**Source document**.
▬▬▬

I'm thinking I need to get serious into worldbuilding for both my worlds. I think I'll get a binder and a bunch of loose leaf paper, and of course some dividers. That way I can add bits here and there. That's what I hate about notebooks. If I want to go back and add something, I have to leave room. But I don't know how much room I'll need to leave, if any. But I realized part of the reason I have such trouble getting into my writing is that the worlds of other authors seem so much more real to me than my own. I'm always uncertain. What can the houses be made of? What would be realistic? I know it doesn't have to obey the rules of our world, but it has to make sense according to the rules of my world. So I'm going to try to spend time making my worlds more real.

Work work work. It's a bit more tolerable now that I've given up on caring. Funny, huh? But I don't think it can last long. Especially when summer classes start if he schedules me when I said I can't work.

Just saw Night at the Museum. It was good, pretty fun, but too unrealistic this time (I mean, they flew from DC to New York and back presumably in under an hour in Amelia Aerhart's old plane). Star Trek and Terminator Salvation were much better, but I guess that shouldn't be too surprising. I am weirdly fascinated by the fact that the actor for Chekov in Star Trek was John Connor's teenaged dad in Terminator.

I'm tired. We drank last night (went to Medieval Times with Morgan, fun times), and I didn't sleep that well due to it. Danny woke up at 7, crazy man that he is. He'll be tired soon, especially with it raining now.

We're thinking about trying to buy a townhouse and rent out one of the rooms, but first I'd have to have a job with regular money. So here's hoping the hiring freeze lifts soon.
karriezai: ([hp] where gryff got dumbles)
I made some good money at work this week. And Jordan did some not so assholey things. He made me head wait Saturday morning because I did 95% of the sidework that morning. And he told me to pick out the questions for this week's Are You Smarter Than a Hooter Girl and told me I'd be the teacher this week. Kinda cool.

I'm still interested in my writing but I've only gotten in a few words in the last couple days because of work etc. It's okay though, as long as the desire doesn't wane.

Saw Watchmen. I thought it was crazy, and amazing, and I should really read the comics/graphic novel whatever.

Oh, and we found a raccoon in Danny's parents' back yard today. It was dying. We called animal control and they picked it up. I hope it's okay, haha.

Danny, Justin, Heather, Dennis, and I went duckpin bowling last night. It was great fun. Hopefully we do it again soon. I'll post pictures whenever I'm not too lazy to upload/resize them.
karriezai: ([misc] life's a bitch)
When I finally checked my phone this morning around 11:30 I had two voicemails from Jordan asking where I was... which meant he'd changed the schedule since I last looked (on Saturday) because I wasn't supposed to work today. Especially since I haven't worked Thursdays all winter break; I've specifically said I couldn't. Whatever. )

▬▬▬

[Listings of boxed layout items]
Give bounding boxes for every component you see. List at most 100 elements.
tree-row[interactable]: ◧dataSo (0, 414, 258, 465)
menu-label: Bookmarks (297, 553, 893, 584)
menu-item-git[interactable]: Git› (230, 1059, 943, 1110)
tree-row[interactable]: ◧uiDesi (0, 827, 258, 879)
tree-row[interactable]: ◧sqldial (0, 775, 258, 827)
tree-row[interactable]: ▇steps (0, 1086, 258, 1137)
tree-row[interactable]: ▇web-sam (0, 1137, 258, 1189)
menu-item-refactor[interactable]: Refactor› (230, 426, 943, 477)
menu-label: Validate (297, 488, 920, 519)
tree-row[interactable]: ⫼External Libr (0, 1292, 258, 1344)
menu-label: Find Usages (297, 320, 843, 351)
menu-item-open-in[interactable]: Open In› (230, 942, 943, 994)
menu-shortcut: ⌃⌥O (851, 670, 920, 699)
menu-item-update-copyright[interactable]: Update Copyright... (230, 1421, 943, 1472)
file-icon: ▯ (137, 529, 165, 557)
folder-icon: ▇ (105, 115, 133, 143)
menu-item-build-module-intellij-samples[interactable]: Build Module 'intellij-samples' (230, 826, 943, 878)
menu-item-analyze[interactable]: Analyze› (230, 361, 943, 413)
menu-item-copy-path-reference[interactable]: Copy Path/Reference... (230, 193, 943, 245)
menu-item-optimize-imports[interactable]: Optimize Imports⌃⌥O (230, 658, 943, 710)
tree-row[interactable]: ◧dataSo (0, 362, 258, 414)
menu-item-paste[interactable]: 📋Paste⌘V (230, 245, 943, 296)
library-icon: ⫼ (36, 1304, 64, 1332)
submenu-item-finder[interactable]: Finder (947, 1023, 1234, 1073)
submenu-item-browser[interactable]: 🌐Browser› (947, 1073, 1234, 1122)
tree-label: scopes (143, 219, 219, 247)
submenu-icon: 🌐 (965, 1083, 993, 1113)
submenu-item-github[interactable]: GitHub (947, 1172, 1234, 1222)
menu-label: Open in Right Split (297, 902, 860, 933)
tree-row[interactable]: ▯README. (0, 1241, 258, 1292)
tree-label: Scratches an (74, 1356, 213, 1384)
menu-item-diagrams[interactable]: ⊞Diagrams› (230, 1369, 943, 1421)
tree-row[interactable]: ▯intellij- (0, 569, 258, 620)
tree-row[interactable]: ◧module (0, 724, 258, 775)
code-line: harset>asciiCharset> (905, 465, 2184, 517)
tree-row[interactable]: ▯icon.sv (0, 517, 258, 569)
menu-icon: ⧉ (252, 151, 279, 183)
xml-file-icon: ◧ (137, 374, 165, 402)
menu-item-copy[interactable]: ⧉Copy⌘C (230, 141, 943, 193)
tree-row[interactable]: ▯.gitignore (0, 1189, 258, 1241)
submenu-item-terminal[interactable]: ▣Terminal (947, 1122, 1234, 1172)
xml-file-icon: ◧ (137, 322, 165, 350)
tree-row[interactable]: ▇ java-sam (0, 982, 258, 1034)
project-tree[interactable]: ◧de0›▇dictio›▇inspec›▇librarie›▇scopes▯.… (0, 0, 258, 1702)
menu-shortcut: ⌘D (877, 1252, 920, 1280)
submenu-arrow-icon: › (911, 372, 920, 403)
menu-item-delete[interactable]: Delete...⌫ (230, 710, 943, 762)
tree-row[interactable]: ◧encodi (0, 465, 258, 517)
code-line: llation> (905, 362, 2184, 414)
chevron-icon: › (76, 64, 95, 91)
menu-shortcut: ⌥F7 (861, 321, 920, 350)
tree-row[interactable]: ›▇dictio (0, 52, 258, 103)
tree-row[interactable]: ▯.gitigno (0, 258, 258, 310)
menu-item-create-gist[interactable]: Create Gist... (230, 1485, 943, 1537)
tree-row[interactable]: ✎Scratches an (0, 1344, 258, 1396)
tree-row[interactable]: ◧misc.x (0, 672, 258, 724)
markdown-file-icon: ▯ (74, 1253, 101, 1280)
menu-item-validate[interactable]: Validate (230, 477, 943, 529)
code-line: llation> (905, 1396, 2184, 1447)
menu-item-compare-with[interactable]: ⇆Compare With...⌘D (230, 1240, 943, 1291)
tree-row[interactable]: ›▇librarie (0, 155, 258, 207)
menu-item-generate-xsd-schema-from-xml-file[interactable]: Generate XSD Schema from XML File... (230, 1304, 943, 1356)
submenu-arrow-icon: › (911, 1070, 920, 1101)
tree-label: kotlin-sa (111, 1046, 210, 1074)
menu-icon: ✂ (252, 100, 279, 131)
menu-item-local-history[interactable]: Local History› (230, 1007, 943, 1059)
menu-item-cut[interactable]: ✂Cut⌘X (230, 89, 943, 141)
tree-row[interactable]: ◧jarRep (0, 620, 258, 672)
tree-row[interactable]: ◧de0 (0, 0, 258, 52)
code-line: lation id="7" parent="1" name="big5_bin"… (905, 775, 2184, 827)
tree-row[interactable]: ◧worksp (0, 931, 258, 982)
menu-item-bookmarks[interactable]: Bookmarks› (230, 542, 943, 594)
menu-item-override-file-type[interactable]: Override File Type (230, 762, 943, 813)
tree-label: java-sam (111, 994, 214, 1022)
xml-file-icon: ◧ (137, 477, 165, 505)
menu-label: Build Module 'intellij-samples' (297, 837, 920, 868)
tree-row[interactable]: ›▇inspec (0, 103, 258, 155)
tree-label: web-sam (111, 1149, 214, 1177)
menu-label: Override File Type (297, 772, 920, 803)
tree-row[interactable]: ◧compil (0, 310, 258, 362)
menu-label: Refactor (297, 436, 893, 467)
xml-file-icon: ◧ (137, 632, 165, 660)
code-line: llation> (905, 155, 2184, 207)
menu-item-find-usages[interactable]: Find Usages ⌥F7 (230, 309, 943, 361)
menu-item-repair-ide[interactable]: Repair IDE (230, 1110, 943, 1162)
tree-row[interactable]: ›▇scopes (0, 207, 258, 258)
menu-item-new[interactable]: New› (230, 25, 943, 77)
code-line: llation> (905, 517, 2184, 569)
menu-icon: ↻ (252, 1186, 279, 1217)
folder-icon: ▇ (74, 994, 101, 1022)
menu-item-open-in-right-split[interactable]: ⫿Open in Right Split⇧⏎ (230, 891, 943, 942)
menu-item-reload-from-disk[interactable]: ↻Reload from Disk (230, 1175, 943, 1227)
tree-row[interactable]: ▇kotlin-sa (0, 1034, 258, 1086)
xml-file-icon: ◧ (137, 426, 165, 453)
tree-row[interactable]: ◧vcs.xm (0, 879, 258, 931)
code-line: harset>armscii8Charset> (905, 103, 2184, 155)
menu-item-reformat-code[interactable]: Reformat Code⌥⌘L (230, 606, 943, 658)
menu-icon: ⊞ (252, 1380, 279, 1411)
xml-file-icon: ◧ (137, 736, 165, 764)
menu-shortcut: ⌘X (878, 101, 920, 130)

▬▬▬

**Short task 1**. Write out the journal text from "Just saw Night" to "it raining now.", substituting "sleepy" for each "tired".
**Short task 2**. Output the rows of boxed layout items verbatim, from the very first row through the line containing "tree-row[interactable]: ⫼External Libr", with that line included.

**Task answer 1**.
Just saw Night at the Museum. It was good, pretty fun, but too unrealistic this time (I mean, they flew from DC to New York and back presumably in under an hour in Amelia Aerhart's old plane). Star Trek and Terminator Salvation were much better, but I guess that shouldn't be too surprising. I am weirdly fascinated by the fact that the actor for Chekov in Star Trek was John Connor's teenaged dad in Terminator.

I'm sleepy. We drank last night (went to Medieval Times with Morgan, fun times), and I didn't sleep that well due to it. Danny woke up at 7, crazy man that he is. He'll be sleepy soon, especially with it raining now.

**Task answer 2**.
Give bounding boxes for every component you see. List at most 100 elements.
tree-row[interactable]: ◧dataSo (0, 414, 258, 465)
menu-label: Bookmarks (297, 553, 893, 584)
menu-item-git[interactable]: Git› (230, 1059, 943, 1110)
tree-row[interactable]: ◧uiDesi (0, 827, 258, 879)
tree-row[interactable]: ◧sqldial (0, 775, 258, 827)
tree-row[interactable]: ▇steps (0, 1086, 258, 1137)
tree-row[interactable]: ▇web-sam (0, 1137, 258, 1189)
menu-item-refactor[interactable]: Refactor› (230, 426, 943, 477)
menu-label: Validate (297, 488, 920, 519)
tree-row[interactable]: ⫼External Libr (0, 1292, 258, 1344)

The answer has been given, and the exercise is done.